**Stated goal 1**
In the Namibia travel journal, rename "Walvis Bay" to "Walvisbaai" and write out the passage starting at "Twenty k's south" and ending at "hour or so.".
**Stated goal 2**
According to the Namibia travel journal, where was the only room available in Swakopmund over Easter Weekend?

**Page excerpt**
Second Africa Page
Saturday
11 April 1998
Up at dawn this morning for a
long drive from Namutoni to Okaukuego, where we
exited Etosha National Park. Then southwest to
Swakopmund. Everywhere are giant red termite
mounds popping up among the mopane scrub.
Swakopmund is a little piece of
Germany set down on the coast of Namibia, and
Deutsche is the language of choice here. It's
Easter Weekend and the only room we can find is
at the Bahnhof Casino and Hotel. This big, glitzy
complex has just been created from what remained
of the old train station. It is another example
of many similar misguided public works we've seen
along the way. In New Zealand, Australia, the
Mascarenes, South Africa, and now in Namibia
we've come across these giant, gaudy,
government-built casinos that theoretically will
generate revenues for the commonweal. For the
most part they seem quite short of patrons and
must be costing a lot to keep open and
maintained.
For the sake of maintaining good
relations, Dan and Kaaren each contributed $20 at
the blackjack tables.
Sunday 12 April
1998
As we drove out of town this
morning these handsome Herrero ladies were
collecting seaweed, still dressed in their Sunday
best.
Twenty k's south along the coast
from Swakopmund is the town of Walvis Bay. It's a
grubby little port city that is a holding of
South Africa, though it lies completely within
Namibia. This is our last chance to provision
before heading into the Namib Desert.
The road changed from macadam to
gravel at the edge of town . . . it was the last
sealed road we'd drive on for the next 1000
kilometers. The land quickly becomes parched and
barren as we travel south through spectacular red
dune seas and dry, rocky river canyons. We see
another vehicle only every hour or so.
From high up on the escarpment we
spotted a shady lunch spot down in the dry gorge
of the Kuiseb River . . . when we got there we
found our spot already occupied by Peter and
Kristal Kunstler, whom we'd met days before at
Okaukuego. It was a delightful coincidence and we
celebrated with a lunch of wine, cheese, bread
and Oryx biltong.

**Extracted material**

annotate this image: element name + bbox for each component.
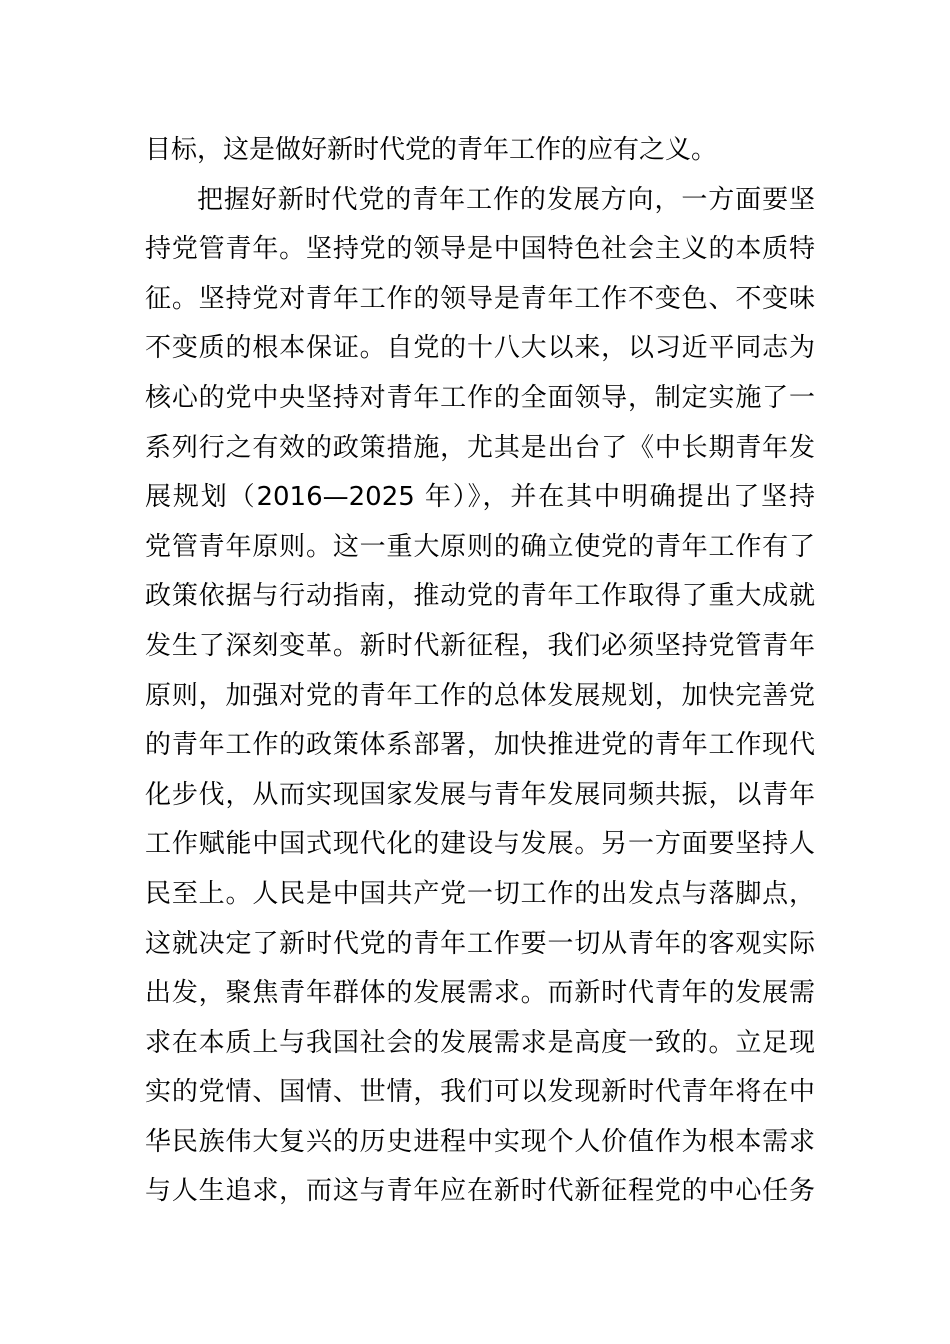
text-line: 系列行之有效的政策措施，尤其是出台了《中长期青年发 bbox=[145, 432, 815, 463]
text-line: 核心的党中央坚持对青年工作的全面领导，制定实施了一 bbox=[145, 382, 815, 413]
text-line: 求在本质上与我国社会的发展需求是高度一致的。立足现 bbox=[145, 1027, 815, 1058]
text-line: 发生了深刻变革。新时代新征程，我们必须坚持党管青年 bbox=[145, 630, 815, 661]
text-line: 实的党情、国情、世情，我们可以发现新时代青年将在中 bbox=[145, 1077, 815, 1108]
text-line: 持党管青年。坚持党的领导是中国特色社会主义的本质特 bbox=[145, 234, 815, 265]
text-line: 化步伐，从而实现国家发展与青年发展同频共振，以青年 bbox=[145, 779, 815, 810]
text-line: 不变质的根本保证。自党的十八大以来，以习近平同志为 bbox=[145, 333, 815, 364]
text-line: 这就决定了新时代党的青年工作要一切从青年的客观实际 bbox=[145, 928, 815, 959]
text-line: 原则，加强对党的青年工作的总体发展规划，加快完善党 bbox=[145, 680, 815, 711]
text-line: 工作赋能中国式现代化的建设与发展。另一方面要坚持人 bbox=[145, 829, 815, 860]
text-line: 政策依据与行动指南，推动党的青年工作取得了重大成就 bbox=[145, 581, 815, 612]
text-line: 展规划（2016—2025 年）》，并在其中明确提出了坚持 bbox=[145, 482, 815, 513]
text-line: 的青年工作的政策体系部署，加快推进党的青年工作现代 bbox=[145, 730, 815, 761]
text-line: 民至上。人民是中国共产党一切工作的出发点与落脚点， bbox=[145, 878, 815, 909]
text-line: 党管青年原则。这一重大原则的确立使党的青年工作有了 bbox=[145, 531, 815, 562]
text-line: 与人生追求，而这与青年应在新时代新征程党的中心任务 bbox=[145, 1176, 815, 1207]
text-line: 华民族伟大复兴的历史进程中实现个人价值作为根本需求 bbox=[145, 1126, 815, 1157]
text-line: 征。坚持党对青年工作的领导是青年工作不变色、不变味 bbox=[145, 283, 815, 314]
paragraph-first-line: 把握好新时代党的青年工作的发展方向，一方面要坚 bbox=[197, 184, 815, 215]
text-line: 出发，聚焦青年群体的发展需求。而新时代青年的发展需 bbox=[145, 978, 815, 1009]
text-line: 目标，这是做好新时代党的青年工作的应有之义。 bbox=[145, 135, 718, 165]
body-text bbox=[145, 126, 815, 1217]
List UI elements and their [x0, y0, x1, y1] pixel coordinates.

**Full answer 1**
Twenty k's south along the coast
from Swakopmund is the town of Walvisbaai. It's a
grubby little port city that is a holding of
South Africa, though it lies completely within
Namibia. This is our last chance to provision
before heading into the Namib Desert.
The road changed from macadam to
gravel at the edge of town . . . it was the last
sealed road we'd drive on for the next 1000
kilometers. The land quickly becomes parched and
barren as we travel south through spectacular red
dune seas and dry, rocky river canyons. We see
another vehicle only every hour or so.

**Full answer 2**
At the Bahnhof Casino and Hotel.